Stored records:
::::::
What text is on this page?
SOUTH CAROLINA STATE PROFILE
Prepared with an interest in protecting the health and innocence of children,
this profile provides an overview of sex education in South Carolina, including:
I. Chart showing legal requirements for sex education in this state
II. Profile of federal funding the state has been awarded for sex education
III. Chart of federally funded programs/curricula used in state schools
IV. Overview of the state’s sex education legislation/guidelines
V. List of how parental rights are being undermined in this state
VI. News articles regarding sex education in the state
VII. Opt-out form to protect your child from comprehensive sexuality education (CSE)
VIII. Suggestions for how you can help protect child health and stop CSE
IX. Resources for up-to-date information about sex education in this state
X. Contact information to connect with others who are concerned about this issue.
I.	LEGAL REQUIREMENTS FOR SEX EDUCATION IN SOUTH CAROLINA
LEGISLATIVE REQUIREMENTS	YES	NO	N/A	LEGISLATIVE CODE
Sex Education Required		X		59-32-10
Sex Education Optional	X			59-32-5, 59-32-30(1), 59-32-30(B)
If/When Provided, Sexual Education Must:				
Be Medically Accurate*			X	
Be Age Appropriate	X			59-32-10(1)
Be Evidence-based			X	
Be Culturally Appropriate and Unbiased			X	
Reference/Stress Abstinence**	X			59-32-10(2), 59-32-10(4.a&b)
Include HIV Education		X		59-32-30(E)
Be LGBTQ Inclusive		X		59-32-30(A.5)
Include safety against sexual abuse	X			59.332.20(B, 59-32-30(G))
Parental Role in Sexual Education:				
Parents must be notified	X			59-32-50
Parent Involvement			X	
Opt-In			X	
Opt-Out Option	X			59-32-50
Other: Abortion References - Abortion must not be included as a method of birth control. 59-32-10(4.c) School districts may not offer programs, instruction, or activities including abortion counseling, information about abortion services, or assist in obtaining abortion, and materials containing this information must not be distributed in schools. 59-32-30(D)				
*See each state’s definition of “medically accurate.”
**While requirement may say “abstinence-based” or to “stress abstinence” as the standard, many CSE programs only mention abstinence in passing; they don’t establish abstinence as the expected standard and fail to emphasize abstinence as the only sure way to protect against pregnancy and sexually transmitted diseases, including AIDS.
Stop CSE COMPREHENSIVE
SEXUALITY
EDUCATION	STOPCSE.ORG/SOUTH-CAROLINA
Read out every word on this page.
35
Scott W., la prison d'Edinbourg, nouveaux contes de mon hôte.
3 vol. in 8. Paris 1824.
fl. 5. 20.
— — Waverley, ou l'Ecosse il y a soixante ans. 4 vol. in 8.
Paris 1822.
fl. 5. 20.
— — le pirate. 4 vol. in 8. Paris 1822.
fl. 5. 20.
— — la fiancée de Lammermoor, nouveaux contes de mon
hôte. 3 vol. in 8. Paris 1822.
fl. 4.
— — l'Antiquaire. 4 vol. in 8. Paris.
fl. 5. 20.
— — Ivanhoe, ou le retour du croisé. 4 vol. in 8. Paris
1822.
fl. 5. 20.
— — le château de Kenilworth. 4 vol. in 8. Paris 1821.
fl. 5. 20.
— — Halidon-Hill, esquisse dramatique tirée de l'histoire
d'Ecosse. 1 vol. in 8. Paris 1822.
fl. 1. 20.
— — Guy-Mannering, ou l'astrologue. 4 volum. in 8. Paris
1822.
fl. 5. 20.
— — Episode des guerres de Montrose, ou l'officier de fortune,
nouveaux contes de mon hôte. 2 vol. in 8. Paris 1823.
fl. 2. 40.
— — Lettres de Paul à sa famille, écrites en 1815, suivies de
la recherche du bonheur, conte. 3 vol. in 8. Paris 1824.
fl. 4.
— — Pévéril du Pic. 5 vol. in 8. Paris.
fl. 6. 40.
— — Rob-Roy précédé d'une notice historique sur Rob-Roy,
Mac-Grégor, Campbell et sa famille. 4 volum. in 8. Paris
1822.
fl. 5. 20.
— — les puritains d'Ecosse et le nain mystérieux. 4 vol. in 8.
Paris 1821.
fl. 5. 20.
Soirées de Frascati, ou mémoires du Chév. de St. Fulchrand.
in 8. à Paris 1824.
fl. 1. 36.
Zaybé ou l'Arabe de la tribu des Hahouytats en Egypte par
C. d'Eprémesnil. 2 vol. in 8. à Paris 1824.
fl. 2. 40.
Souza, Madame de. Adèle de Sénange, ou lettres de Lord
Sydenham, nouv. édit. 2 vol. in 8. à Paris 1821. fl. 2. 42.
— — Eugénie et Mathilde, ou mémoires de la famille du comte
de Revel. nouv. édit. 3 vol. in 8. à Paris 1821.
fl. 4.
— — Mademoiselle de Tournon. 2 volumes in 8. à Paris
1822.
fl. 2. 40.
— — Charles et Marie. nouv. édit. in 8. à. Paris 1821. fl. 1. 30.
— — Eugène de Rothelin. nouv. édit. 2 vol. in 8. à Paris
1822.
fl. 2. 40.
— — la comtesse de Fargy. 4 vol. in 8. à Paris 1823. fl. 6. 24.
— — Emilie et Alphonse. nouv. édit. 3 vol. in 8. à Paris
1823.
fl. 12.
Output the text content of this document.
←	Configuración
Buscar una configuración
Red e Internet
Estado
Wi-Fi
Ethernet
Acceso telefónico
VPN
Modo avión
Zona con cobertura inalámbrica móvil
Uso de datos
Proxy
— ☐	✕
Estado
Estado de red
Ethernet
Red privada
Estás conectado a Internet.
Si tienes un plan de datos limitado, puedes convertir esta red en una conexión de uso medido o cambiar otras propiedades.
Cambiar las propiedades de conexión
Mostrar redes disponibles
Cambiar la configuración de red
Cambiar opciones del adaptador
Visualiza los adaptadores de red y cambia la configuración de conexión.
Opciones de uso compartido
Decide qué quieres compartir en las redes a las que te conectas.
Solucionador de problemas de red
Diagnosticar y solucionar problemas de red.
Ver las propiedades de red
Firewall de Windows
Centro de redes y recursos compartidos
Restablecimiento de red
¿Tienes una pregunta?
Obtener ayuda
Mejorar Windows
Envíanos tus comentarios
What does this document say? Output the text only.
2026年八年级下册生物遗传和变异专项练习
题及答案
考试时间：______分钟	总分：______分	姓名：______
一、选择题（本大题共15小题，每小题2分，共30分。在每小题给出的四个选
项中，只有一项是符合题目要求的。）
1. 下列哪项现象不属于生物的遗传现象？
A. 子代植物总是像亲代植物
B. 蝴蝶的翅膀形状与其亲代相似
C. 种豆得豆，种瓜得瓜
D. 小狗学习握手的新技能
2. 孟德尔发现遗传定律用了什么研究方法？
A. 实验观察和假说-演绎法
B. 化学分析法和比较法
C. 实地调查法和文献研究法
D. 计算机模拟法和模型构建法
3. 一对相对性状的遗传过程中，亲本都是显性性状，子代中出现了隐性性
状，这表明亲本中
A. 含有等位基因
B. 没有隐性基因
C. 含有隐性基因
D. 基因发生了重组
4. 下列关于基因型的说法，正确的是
::::::
▸ **Written exercise**
Would you copy out each line exactly as written?

▸ **Result below**
What text is on this page?
SOUTH CAROLINA STATE PROFILE
Prepared with an interest in protecting the health and innocence of children,
this profile provides an overview of sex education in South Carolina, including:
I. Chart showing legal requirements for sex education in this state
II. Profile of federal funding the state has been awarded for sex education
III. Chart of federally funded programs/curricula used in state schools
IV. Overview of the state’s sex education legislation/guidelines
V. List of how parental rights are being undermined in this state
VI. News articles regarding sex education in the state
VII. Opt-out form to protect your child from comprehensive sexuality education (CSE)
VIII. Suggestions for how you can help protect child health and stop CSE
IX. Resources for up-to-date information about sex education in this state
X. Contact information to connect with others who are concerned about this issue.
I.	LEGAL REQUIREMENTS FOR SEX EDUCATION IN SOUTH CAROLINA
LEGISLATIVE REQUIREMENTS	YES	NO	N/A	LEGISLATIVE CODE
Sex Education Required		X		59-32-10
Sex Education Optional	X			59-32-5, 59-32-30(1), 59-32-30(B)
If/When Provided, Sexual Education Must:				
Be Medically Accurate*			X	
Be Age Appropriate	X			59-32-10(1)
Be Evidence-based			X	
Be Culturally Appropriate and Unbiased			X	
Reference/Stress Abstinence**	X			59-32-10(2), 59-32-10(4.a&b)
Include HIV Education		X		59-32-30(E)
Be LGBTQ Inclusive		X		59-32-30(A.5)
Include safety against sexual abuse	X			59.332.20(B, 59-32-30(G))
Parental Role in Sexual Education:				
Parents must be notified	X			59-32-50
Parent Involvement			X	
Opt-In			X	
Opt-Out Option	X			59-32-50
Other: Abortion References - Abortion must not be included as a method of birth control. 59-32-10(4.c) School districts may not offer programs, instruction, or activities including abortion counseling, information about abortion services, or assist in obtaining abortion, and materials containing this information must not be distributed in schools. 59-32-30(D)				
*See each state’s definition of “medically accurate.”
**While requirement may say “abstinence-based” or to “stress abstinence” as the standard, many CSE programs only mention abstinence in passing; they don’t establish abstinence as the expected standard and fail to emphasize abstinence as the only sure way to protect against pregnancy and sexually transmitted diseases, including AIDS.
Stop CSE COMPREHENSIVE
SEXUALITY
EDUCATION	STOPCSE.ORG/SOUTH-CAROLINA
Read out every word on this page.
35
Scott W., la prison d'Edinbourg, nouveaux contes de mon hôte.
3 vol. in 8. Paris 1824.
fl. 5. 20.
— — Waverley, ou l'Ecosse il y a soixante ans. 4 vol. in 8.
Paris 1822.
fl. 5. 20.
— — le pirate. 4 vol. in 8. Paris 1822.
fl. 5. 20.
— — la fiancée de Lammermoor, nouveaux contes de mon
hôte. 3 vol. in 8. Paris 1822.
fl. 4.
— — l'Antiquaire. 4 vol. in 8. Paris.
fl. 5. 20.
— — Ivanhoe, ou le retour du croisé. 4 vol. in 8. Paris
1822.
fl. 5. 20.
— — le château de Kenilworth. 4 vol. in 8. Paris 1821.
fl. 5. 20.
— — Halidon-Hill, esquisse dramatique tirée de l'histoire
d'Ecosse. 1 vol. in 8. Paris 1822.
fl. 1. 20.
— — Guy-Mannering, ou l'astrologue. 4 volum. in 8. Paris
1822.
fl. 5. 20.
— — Episode des guerres de Montrose, ou l'officier de fortune,
nouveaux contes de mon hôte. 2 vol. in 8. Paris 1823.
fl. 2. 40.
— — Lettres de Paul à sa famille, écrites en 1815, suivies de
la recherche du bonheur, conte. 3 vol. in 8. Paris 1824.
fl. 4.
— — Pévéril du Pic. 5 vol. in 8. Paris.
fl. 6. 40.
— — Rob-Roy précédé d'une notice historique sur Rob-Roy,
Mac-Grégor, Campbell et sa famille. 4 volum. in 8. Paris
1822.
fl. 5. 20.
— — les puritains d'Ecosse et le nain mystérieux. 4 vol. in 8.
Paris 1821.
fl. 5. 20.
Soirées de Frascati, ou mémoires du Chév. de St. Fulchrand.
in 8. à Paris 1824.
fl. 1. 36.
Zaybé ou l'Arabe de la tribu des Hahouytats en Egypte par
C. d'Eprémesnil. 2 vol. in 8. à Paris 1824.
fl. 2. 40.
Souza, Madame de. Adèle de Sénange, ou lettres de Lord
Sydenham, nouv. édit. 2 vol. in 8. à Paris 1821. fl. 2. 42.
— — Eugénie et Mathilde, ou mémoires de la famille du comte
de Revel. nouv. édit. 3 vol. in 8. à Paris 1821.
fl. 4.
— — Mademoiselle de Tournon. 2 volumes in 8. à Paris
1822.
fl. 2. 40.
— — Charles et Marie. nouv. édit. in 8. à. Paris 1821. fl. 1. 30.
— — Eugène de Rothelin. nouv. édit. 2 vol. in 8. à Paris
1822.
fl. 2. 40.
— — la comtesse de Fargy. 4 vol. in 8. à Paris 1823. fl. 6. 24.
— — Emilie et Alphonse. nouv. édit. 3 vol. in 8. à Paris
1823.
fl. 12.
Output the text content of this document.
←	Configuración
Buscar una configuración
Red e Internet
Estado
Wi-Fi
Ethernet
Acceso telefónico
VPN
Modo avión
Zona con cobertura inalámbrica móvil
Uso de datos
Proxy
— ☐	✕
Estado
Estado de red
Ethernet
Red privada
Estás conectado a Internet.
Si tienes un plan de datos limitado, puedes convertir esta red en una conexión de uso medido o cambiar otras propiedades.
Cambiar las propiedades de conexión
Mostrar redes disponibles
Cambiar la configuración de red
Cambiar opciones del adaptador
Visualiza los adaptadores de red y cambia la configuración de conexión.
Opciones de uso compartido
Decide qué quieres compartir en las redes a las que te conectas.
Solucionador de problemas de red
Diagnosticar y solucionar problemas de red.
Ver las propiedades de red
Firewall de Windows
Centro de redes y recursos compartidos
Restablecimiento de red
¿Tienes una pregunta?
Obtener ayuda
Mejorar Windows
Envíanos tus comentarios
What does this document say? Output the text only.
2026年八年级下册生物遗传和变异专项练习
题及答案
考试时间：______分钟	总分：______分	姓名：______
一、选择题（本大题共15小题，每小题2分，共30分。在每小题给出的四个选
项中，只有一项是符合题目要求的。）
1. 下列哪项现象不属于生物的遗传现象？
A. 子代植物总是像亲代植物
B. 蝴蝶的翅膀形状与其亲代相似
C. 种豆得豆，种瓜得瓜
D. 小狗学习握手的新技能
2. 孟德尔发现遗传定律用了什么研究方法？
A. 实验观察和假说-演绎法
B. 化学分析法和比较法
C. 实地调查法和文献研究法
D. 计算机模拟法和模型构建法
3. 一对相对性状的遗传过程中，亲本都是显性性状，子代中出现了隐性性
状，这表明亲本中
A. 含有等位基因
B. 没有隐性基因
C. 含有隐性基因
D. 基因发生了重组
4. 下列关于基因型的说法，正确的是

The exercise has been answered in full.